DIRECTIONS FOR THIS TASK —
Reproduce, word for word, the lines from the start of the records up to and including the line that contains "list-item[interactable]: 111 oil".

[Rows from a layout dataset]
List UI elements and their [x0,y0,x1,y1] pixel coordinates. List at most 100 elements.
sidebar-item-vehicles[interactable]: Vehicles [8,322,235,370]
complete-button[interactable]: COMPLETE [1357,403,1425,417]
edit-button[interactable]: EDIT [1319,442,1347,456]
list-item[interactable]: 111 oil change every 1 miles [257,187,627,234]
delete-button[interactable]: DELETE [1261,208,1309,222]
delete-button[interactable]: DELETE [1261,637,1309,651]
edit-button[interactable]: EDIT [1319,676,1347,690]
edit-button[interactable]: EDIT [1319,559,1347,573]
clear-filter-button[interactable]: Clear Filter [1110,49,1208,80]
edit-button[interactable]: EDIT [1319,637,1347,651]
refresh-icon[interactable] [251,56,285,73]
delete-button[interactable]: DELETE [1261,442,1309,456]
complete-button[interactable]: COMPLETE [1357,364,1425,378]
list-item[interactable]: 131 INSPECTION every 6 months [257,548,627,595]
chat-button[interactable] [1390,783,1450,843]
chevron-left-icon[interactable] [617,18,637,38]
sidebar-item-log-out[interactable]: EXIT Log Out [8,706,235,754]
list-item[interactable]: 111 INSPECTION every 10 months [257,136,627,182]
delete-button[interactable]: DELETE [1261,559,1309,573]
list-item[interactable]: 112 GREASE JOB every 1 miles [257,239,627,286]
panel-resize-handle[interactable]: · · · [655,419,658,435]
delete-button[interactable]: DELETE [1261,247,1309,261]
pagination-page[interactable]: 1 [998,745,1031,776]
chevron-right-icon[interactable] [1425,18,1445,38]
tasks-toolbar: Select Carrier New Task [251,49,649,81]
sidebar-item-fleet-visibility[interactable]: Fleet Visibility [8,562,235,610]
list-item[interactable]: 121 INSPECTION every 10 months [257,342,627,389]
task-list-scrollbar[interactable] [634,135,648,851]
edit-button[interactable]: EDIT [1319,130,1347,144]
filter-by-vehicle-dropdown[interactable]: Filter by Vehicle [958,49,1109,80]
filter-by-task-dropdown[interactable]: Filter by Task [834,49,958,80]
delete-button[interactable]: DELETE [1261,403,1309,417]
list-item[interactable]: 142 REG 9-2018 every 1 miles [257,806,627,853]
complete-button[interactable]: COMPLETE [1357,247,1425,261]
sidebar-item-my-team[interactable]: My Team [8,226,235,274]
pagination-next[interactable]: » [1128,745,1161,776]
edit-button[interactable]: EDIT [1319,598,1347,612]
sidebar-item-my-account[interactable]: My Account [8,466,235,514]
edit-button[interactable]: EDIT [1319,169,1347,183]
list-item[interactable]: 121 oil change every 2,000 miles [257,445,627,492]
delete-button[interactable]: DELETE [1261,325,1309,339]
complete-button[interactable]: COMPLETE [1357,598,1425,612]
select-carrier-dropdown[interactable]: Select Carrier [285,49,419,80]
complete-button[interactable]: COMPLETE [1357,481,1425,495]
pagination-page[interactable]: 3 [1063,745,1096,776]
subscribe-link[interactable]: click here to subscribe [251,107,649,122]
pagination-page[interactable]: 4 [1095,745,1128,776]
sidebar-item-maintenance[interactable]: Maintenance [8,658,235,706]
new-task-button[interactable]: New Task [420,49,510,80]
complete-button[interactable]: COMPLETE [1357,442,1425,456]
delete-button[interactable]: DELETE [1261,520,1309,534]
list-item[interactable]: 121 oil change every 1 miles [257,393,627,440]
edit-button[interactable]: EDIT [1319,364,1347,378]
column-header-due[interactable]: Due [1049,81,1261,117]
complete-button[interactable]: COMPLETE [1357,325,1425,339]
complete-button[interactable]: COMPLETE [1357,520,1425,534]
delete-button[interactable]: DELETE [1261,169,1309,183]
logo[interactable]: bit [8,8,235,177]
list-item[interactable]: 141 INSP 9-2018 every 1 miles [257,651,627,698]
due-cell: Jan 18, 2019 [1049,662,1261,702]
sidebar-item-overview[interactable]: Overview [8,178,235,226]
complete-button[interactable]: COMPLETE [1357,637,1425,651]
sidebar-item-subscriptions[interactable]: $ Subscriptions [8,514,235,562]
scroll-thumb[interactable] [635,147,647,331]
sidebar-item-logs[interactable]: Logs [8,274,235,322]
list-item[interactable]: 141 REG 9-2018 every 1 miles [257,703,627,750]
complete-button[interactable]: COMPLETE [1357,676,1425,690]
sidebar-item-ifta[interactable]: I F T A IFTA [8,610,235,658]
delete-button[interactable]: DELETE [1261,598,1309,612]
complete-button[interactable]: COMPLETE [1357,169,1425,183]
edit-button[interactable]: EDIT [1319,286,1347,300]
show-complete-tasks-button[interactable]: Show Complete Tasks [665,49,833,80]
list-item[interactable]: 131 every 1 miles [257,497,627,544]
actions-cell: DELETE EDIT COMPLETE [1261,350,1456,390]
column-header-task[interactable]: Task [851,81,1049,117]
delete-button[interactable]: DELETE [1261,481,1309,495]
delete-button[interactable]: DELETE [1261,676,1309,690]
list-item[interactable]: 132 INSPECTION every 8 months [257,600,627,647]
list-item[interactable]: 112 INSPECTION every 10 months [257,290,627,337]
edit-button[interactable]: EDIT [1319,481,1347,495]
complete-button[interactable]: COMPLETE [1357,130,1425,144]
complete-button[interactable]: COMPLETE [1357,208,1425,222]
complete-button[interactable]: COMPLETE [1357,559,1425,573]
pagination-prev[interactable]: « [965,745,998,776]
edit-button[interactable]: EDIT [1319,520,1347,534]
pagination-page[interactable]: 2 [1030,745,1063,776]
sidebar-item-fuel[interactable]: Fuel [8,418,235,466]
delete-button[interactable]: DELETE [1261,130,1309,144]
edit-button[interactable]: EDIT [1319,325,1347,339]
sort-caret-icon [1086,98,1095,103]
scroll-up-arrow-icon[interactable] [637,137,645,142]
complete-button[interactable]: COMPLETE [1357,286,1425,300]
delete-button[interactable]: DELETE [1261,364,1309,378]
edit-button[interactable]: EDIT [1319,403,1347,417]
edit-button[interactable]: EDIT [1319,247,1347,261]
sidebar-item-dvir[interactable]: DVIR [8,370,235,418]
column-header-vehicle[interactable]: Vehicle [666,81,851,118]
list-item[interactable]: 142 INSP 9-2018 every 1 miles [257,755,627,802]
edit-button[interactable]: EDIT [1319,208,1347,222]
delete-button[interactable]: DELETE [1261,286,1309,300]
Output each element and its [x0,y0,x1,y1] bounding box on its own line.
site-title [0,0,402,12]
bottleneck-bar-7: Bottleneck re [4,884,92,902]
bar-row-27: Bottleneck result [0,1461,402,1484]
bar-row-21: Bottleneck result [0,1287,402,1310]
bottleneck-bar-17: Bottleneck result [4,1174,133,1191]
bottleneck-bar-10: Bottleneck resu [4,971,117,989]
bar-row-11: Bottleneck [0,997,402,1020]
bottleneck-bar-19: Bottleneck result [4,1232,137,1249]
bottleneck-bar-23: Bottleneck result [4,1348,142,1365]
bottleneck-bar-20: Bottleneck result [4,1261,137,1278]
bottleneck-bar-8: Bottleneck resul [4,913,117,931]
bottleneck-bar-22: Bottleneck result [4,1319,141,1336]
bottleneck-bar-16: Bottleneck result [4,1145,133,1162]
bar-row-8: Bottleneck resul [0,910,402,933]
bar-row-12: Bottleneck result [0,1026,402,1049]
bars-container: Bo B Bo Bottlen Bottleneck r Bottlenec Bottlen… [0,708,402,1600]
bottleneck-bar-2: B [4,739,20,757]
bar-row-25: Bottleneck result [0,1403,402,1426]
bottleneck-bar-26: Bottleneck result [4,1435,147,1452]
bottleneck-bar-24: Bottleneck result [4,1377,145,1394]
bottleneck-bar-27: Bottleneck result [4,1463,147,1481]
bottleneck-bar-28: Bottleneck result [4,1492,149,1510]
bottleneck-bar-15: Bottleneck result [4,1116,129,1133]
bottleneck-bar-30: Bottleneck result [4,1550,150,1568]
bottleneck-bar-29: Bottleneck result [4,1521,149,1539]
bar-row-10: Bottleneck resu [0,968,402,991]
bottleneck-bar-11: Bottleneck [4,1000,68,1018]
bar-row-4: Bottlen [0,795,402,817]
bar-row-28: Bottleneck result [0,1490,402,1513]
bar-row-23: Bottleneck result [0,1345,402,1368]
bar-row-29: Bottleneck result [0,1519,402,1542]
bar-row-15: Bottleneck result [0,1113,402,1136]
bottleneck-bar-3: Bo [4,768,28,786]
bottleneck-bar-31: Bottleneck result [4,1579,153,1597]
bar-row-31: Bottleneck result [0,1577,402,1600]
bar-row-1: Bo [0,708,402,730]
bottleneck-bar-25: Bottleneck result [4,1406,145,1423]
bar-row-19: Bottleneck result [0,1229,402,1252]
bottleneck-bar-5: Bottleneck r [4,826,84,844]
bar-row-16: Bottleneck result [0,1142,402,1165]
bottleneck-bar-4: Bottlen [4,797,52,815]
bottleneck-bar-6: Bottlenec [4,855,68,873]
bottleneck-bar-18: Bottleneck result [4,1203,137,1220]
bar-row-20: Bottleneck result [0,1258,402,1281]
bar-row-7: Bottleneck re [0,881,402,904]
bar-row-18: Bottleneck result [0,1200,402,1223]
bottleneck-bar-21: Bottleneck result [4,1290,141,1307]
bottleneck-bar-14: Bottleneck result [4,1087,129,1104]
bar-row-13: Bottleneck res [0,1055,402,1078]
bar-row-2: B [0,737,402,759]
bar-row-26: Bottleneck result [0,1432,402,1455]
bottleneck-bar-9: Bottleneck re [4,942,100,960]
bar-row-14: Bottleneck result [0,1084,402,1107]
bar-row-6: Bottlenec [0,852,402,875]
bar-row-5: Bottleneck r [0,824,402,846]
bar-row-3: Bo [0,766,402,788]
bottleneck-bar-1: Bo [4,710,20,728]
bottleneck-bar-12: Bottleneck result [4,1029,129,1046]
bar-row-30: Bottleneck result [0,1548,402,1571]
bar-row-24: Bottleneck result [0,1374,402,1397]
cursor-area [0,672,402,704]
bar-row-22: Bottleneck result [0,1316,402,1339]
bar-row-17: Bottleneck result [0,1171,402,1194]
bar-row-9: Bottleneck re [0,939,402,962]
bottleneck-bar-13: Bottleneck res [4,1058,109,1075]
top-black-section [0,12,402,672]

COMPLETED TASK —
List UI elements and their [x0,y0,x1,y1] pixel coordinates. List at most 100 elements.
sidebar-item-vehicles[interactable]: Vehicles [8,322,235,370]
complete-button[interactable]: COMPLETE [1357,403,1425,417]
edit-button[interactable]: EDIT [1319,442,1347,456]
list-item[interactable]: 111 oil change every 1 miles [257,187,627,234]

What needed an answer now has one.